- _Work to be completed_:
Extend the thread on fuzzing LLVM's bitcode reader, picking up after its final message.

Yes, I afraid the bitcode reader (as some other parts of LLVM) are not
robust enough to withstand fuzzing. :frowning:
Note that if we want to use libFuzzer (which is an in-process fuzzer) the
target should not assert/abort/exit on any input (if it's not a bug).

Is there any incentive to change that? A google Summer of Code project maybe?

Michael

> Yes, I used to run clang-fuzzer and clang-format-fuzzer on this bot, but
not
> any more.
> The reason is simple -- the bot was always red (well, orange) and the
bugs
> were never fixed.
>
> Currently we run clang-fuzzer (but not clang-format-fuzzer) on our
internal
> fuzzing infra
> and Richard has fixed at least one bug found this way.
> http://llvm.org/viewvc/llvm-project?view=revision&revision=291030
>
> My llvm fuzzing bot was pretty naive and simple.
> If we want proper continuous fuzzing for parts of LLVM we either need to
> build a separate "real" continuous fuzzing process,
> or use an existing one. Luckily, there is one :slight_smile:
> As a pilot I've recently added the cxa_demangler_fuzzer to OSS-Fuzz:
> https://github.com/google/oss-fuzz/tree/master/projects/llvm_libcxxabi
> It even found one bug which Mehdi already fixed!
> http://llvm.org/viewvc/llvm-project?view=revision&revision=293330
> The bug report itself will become public in ~4 days:
> 370 - oss-fuzz - OSS-Fuzz: Fuzzing the planet - Monorail

Thanks for the explanation.

>> > Another (obvious?) fuzzing candidate would be the LLVM's bitcode
>> > reader. I ran afl-fuzz on it and it found lots of failed assertions
>> > within seconds. Isn't fuzzing done on a regular basis as [1] suggests
>> > should be done? Should I report the crashes found by it?
>>
>> The bitcode reader is known to not be robust against malformed inputs.
>
>
> Yes, I afraid the bitcode reader (as some other parts of LLVM) are not
> robust enough to withstand fuzzing. :frowning:
> Note that if we want to use libFuzzer (which is an in-process fuzzer) the
> target should not assert/abort/exit on any input (if it's not a bug).

Is there any incentive to change that?

Not that I know of.

A google Summer of Code project maybe?

Maybe.
The bottleneck is not bug finding, but bug fixing, which sometimes may
require large changes.
And doing code review for such changes might be more work than just making
them.

--kcc

For the bitcode for example, I wouldn’t expect it to be large changes that would be complicated to review. However these are still tedious bugs to fix.
About a GSOC, my own personal opinion is that we should try to give interesting / fun projects to student and not use them as cheap labor to fix the small bugs and issues we’re not able to prioritize ourself.

- _Dataset extract_:

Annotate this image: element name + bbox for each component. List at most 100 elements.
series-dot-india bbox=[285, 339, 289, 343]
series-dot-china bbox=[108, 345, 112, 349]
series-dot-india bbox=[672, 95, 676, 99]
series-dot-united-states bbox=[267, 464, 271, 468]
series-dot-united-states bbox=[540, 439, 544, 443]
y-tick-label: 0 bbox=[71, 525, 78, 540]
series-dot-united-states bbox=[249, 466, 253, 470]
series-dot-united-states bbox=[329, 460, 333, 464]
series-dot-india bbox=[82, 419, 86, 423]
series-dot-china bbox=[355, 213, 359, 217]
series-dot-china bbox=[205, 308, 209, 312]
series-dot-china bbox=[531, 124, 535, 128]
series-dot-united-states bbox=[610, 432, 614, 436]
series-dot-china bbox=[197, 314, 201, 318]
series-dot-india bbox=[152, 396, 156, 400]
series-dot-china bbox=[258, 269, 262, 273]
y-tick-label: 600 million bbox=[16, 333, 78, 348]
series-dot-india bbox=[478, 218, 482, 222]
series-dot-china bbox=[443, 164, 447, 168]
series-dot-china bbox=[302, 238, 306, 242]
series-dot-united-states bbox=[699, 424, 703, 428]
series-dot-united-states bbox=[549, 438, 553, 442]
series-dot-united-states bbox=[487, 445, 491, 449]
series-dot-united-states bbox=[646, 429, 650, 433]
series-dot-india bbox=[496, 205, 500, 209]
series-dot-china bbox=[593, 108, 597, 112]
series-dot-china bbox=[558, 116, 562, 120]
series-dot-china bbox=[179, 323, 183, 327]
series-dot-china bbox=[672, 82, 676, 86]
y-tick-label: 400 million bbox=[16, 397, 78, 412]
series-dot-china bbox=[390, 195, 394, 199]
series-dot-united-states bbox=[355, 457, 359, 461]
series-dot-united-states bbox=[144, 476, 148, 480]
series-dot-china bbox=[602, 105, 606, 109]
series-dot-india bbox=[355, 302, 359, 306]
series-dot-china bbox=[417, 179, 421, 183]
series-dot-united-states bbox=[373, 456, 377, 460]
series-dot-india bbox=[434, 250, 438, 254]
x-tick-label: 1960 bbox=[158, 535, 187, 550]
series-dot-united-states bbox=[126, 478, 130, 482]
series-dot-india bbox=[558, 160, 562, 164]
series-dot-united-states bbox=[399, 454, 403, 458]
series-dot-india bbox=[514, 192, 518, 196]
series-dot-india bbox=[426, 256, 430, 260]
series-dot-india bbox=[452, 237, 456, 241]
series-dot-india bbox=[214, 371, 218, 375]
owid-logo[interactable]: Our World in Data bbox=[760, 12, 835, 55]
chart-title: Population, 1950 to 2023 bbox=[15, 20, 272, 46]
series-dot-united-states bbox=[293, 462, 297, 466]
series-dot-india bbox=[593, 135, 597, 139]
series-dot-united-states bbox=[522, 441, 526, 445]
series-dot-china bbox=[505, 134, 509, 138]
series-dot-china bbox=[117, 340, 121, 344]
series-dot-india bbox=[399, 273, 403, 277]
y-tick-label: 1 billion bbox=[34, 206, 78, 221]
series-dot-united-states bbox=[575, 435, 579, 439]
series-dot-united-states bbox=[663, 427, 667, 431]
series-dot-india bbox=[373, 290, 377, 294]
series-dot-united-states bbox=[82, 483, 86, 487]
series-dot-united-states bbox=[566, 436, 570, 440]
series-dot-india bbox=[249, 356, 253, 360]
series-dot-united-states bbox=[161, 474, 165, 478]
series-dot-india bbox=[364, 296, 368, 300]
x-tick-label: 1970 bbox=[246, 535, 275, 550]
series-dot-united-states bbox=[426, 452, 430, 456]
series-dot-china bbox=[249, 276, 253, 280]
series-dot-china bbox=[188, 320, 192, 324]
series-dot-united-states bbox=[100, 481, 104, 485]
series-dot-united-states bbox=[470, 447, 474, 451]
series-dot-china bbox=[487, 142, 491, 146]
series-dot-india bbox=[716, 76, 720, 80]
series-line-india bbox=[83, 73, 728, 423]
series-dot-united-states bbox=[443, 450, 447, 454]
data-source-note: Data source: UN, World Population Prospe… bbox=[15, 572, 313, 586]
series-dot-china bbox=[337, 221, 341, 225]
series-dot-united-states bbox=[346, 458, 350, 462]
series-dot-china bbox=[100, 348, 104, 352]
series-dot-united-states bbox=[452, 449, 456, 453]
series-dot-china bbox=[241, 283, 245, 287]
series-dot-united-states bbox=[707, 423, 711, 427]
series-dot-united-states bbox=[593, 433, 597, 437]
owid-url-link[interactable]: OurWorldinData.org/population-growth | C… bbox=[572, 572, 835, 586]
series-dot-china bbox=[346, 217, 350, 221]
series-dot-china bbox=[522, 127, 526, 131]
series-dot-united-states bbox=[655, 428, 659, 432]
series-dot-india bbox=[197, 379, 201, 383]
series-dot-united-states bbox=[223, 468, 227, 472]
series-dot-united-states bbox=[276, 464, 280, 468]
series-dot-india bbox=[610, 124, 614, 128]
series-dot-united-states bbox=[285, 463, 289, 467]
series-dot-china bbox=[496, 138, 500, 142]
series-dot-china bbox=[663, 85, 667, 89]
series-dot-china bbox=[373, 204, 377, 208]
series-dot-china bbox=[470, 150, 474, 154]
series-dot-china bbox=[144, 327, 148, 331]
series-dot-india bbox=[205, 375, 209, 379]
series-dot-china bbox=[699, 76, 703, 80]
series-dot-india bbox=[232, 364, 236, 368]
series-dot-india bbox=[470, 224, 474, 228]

- _Exercise answer_:
My 2 cents :slight_smile:

> Yes, I used to run clang-fuzzer and clang-format-fuzzer on this bot,
but not
> any more.
> The reason is simple -- the bot was always red (well, orange) and the
bugs
> were never fixed.
>
> Currently we run clang-fuzzer (but not clang-format-fuzzer) on our
internal
> fuzzing infra
> and Richard has fixed at least one bug found this way.
> http://llvm.org/viewvc/llvm-project?view=revision&revision=291030
>
> My llvm fuzzing bot was pretty naive and simple.
> If we want proper continuous fuzzing for parts of LLVM we either need to
> build a separate "real" continuous fuzzing process,
> or use an existing one. Luckily, there is one :slight_smile:
> As a pilot I've recently added the cxa_demangler_fuzzer to OSS-Fuzz:
> https://github.com/google/oss-fuzz/tree/master/projects/llvm_libcxxabi
> It even found one bug which Mehdi already fixed!
> http://llvm.org/viewvc/llvm-project?view=revision&revision=293330
> The bug report itself will become public in ~4 days:
> 370 - oss-fuzz - OSS-Fuzz: Fuzzing the planet - Monorail

Thanks for the explanation.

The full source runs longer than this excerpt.